## Task goal
Reproduce all of the records exactly.

Dataset entries:
[BEGIN]

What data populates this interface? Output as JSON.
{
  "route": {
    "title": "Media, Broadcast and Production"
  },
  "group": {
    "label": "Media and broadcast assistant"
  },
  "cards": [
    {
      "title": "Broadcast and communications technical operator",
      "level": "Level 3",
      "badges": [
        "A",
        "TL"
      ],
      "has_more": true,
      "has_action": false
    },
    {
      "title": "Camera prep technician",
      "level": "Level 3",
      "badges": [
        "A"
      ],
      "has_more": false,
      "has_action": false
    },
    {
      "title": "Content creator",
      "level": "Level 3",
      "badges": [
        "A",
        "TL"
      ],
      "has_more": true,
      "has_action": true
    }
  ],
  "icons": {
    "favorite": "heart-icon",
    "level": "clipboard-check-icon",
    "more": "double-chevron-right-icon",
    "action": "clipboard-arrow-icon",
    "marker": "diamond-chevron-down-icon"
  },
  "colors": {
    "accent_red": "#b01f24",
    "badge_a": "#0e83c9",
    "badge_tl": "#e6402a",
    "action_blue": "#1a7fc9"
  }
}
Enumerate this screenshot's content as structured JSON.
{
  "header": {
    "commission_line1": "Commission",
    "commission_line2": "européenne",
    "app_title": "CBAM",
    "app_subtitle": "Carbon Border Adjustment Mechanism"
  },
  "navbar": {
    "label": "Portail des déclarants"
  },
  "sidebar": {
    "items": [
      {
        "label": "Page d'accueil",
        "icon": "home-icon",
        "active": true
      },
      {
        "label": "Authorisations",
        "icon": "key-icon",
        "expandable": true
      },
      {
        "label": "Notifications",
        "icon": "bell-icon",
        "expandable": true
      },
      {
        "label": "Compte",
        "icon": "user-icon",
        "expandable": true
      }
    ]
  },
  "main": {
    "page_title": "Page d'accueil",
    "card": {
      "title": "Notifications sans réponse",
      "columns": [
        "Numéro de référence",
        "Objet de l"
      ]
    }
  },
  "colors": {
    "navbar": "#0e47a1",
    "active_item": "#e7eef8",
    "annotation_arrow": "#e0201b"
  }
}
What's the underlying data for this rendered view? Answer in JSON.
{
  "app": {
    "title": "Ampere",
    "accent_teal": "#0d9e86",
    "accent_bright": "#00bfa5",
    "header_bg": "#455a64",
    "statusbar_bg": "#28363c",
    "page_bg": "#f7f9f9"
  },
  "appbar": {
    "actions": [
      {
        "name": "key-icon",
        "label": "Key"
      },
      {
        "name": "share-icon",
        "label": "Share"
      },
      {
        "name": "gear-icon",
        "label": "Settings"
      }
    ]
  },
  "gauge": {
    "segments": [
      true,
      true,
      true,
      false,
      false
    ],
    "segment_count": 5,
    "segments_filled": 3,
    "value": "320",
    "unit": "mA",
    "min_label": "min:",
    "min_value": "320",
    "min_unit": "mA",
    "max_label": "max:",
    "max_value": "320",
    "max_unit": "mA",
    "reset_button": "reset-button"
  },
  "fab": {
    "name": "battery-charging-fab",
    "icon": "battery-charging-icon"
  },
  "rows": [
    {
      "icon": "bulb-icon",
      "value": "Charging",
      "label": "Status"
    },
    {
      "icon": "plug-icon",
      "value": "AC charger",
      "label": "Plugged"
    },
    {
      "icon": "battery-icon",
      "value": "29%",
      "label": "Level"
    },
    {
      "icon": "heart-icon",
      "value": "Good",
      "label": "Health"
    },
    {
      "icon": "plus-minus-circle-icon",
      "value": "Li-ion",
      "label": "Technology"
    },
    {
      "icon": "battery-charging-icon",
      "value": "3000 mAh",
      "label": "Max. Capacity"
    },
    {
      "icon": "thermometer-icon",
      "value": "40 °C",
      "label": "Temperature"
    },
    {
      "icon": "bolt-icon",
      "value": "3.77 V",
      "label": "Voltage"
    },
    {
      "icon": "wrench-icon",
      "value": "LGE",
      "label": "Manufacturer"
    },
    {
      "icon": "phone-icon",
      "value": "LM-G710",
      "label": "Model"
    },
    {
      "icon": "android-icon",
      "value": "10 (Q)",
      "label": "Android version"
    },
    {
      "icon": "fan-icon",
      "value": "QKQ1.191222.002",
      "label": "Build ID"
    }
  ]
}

[END]

## Exercise output
What data populates this interface? Output as JSON.
{
  "route": {
    "title": "Media, Broadcast and Production"
  },
  "group": {
    "label": "Media and broadcast assistant"
  },
  "cards": [
    {
      "title": "Broadcast and communications technical operator",
      "level": "Level 3",
      "badges": [
        "A",
        "TL"
      ],
      "has_more": true,
      "has_action": false
    },
    {
      "title": "Camera prep technician",
      "level": "Level 3",
      "badges": [
        "A"
      ],
      "has_more": false,
      "has_action": false
    },
    {
      "title": "Content creator",
      "level": "Level 3",
      "badges": [
        "A",
        "TL"
      ],
      "has_more": true,
      "has_action": true
    }
  ],
  "icons": {
    "favorite": "heart-icon",
    "level": "clipboard-check-icon",
    "more": "double-chevron-right-icon",
    "action": "clipboard-arrow-icon",
    "marker": "diamond-chevron-down-icon"
  },
  "colors": {
    "accent_red": "#b01f24",
    "badge_a": "#0e83c9",
    "badge_tl": "#e6402a",
    "action_blue": "#1a7fc9"
  }
}
Enumerate this screenshot's content as structured JSON.
{
  "header": {
    "commission_line1": "Commission",
    "commission_line2": "européenne",
    "app_title": "CBAM",
    "app_subtitle": "Carbon Border Adjustment Mechanism"
  },
  "navbar": {
    "label": "Portail des déclarants"
  },
  "sidebar": {
    "items": [
      {
        "label": "Page d'accueil",
        "icon": "home-icon",
        "active": true
      },
      {
        "label": "Authorisations",
        "icon": "key-icon",
        "expandable": true
      },
      {
        "label": "Notifications",
        "icon": "bell-icon",
        "expandable": true
      },
      {
        "label": "Compte",
        "icon": "user-icon",
        "expandable": true
      }
    ]
  },
  "main": {
    "page_title": "Page d'accueil",
    "card": {
      "title": "Notifications sans réponse",
      "columns": [
        "Numéro de référence",
        "Objet de l"
      ]
    }
  },
  "colors": {
    "navbar": "#0e47a1",
    "active_item": "#e7eef8",
    "annotation_arrow": "#e0201b"
  }
}
What's the underlying data for this rendered view? Answer in JSON.
{
  "app": {
    "title": "Ampere",
    "accent_teal": "#0d9e86",
    "accent_bright": "#00bfa5",
    "header_bg": "#455a64",
    "statusbar_bg": "#28363c",
    "page_bg": "#f7f9f9"
  },
  "appbar": {
    "actions": [
      {
        "name": "key-icon",
        "label": "Key"
      },
      {
        "name": "share-icon",
        "label": "Share"
      },
      {
        "name": "gear-icon",
        "label": "Settings"
      }
    ]
  },
  "gauge": {
    "segments": [
      true,
      true,
      true,
      false,
      false
    ],
    "segment_count": 5,
    "segments_filled": 3,
    "value": "320",
    "unit": "mA",
    "min_label": "min:",
    "min_value": "320",
    "min_unit": "mA",
    "max_label": "max:",
    "max_value": "320",
    "max_unit": "mA",
    "reset_button": "reset-button"
  },
  "fab": {
    "name": "battery-charging-fab",
    "icon": "battery-charging-icon"
  },
  "rows": [
    {
      "icon": "bulb-icon",
      "value": "Charging",
      "label": "Status"
    },
    {
      "icon": "plug-icon",
      "value": "AC charger",
      "label": "Plugged"
    },
    {
      "icon": "battery-icon",
      "value": "29%",
      "label": "Level"
    },
    {
      "icon": "heart-icon",
      "value": "Good",
      "label": "Health"
    },
    {
      "icon": "plus-minus-circle-icon",
      "value": "Li-ion",
      "label": "Technology"
    },
    {
      "icon": "battery-charging-icon",
      "value": "3000 mAh",
      "label": "Max. Capacity"
    },
    {
      "icon": "thermometer-icon",
      "value": "40 °C",
      "label": "Temperature"
    },
    {
      "icon": "bolt-icon",
      "value": "3.77 V",
      "label": "Voltage"
    },
    {
      "icon": "wrench-icon",
      "value": "LGE",
      "label": "Manufacturer"
    },
    {
      "icon": "phone-icon",
      "value": "LM-G710",
      "label": "Model"
    },
    {
      "icon": "android-icon",
      "value": "10 (Q)",
      "label": "Android version"
    },
    {
      "icon": "fan-icon",
      "value": "QKQ1.191222.002",
      "label": "Build ID"
    }
  ]
}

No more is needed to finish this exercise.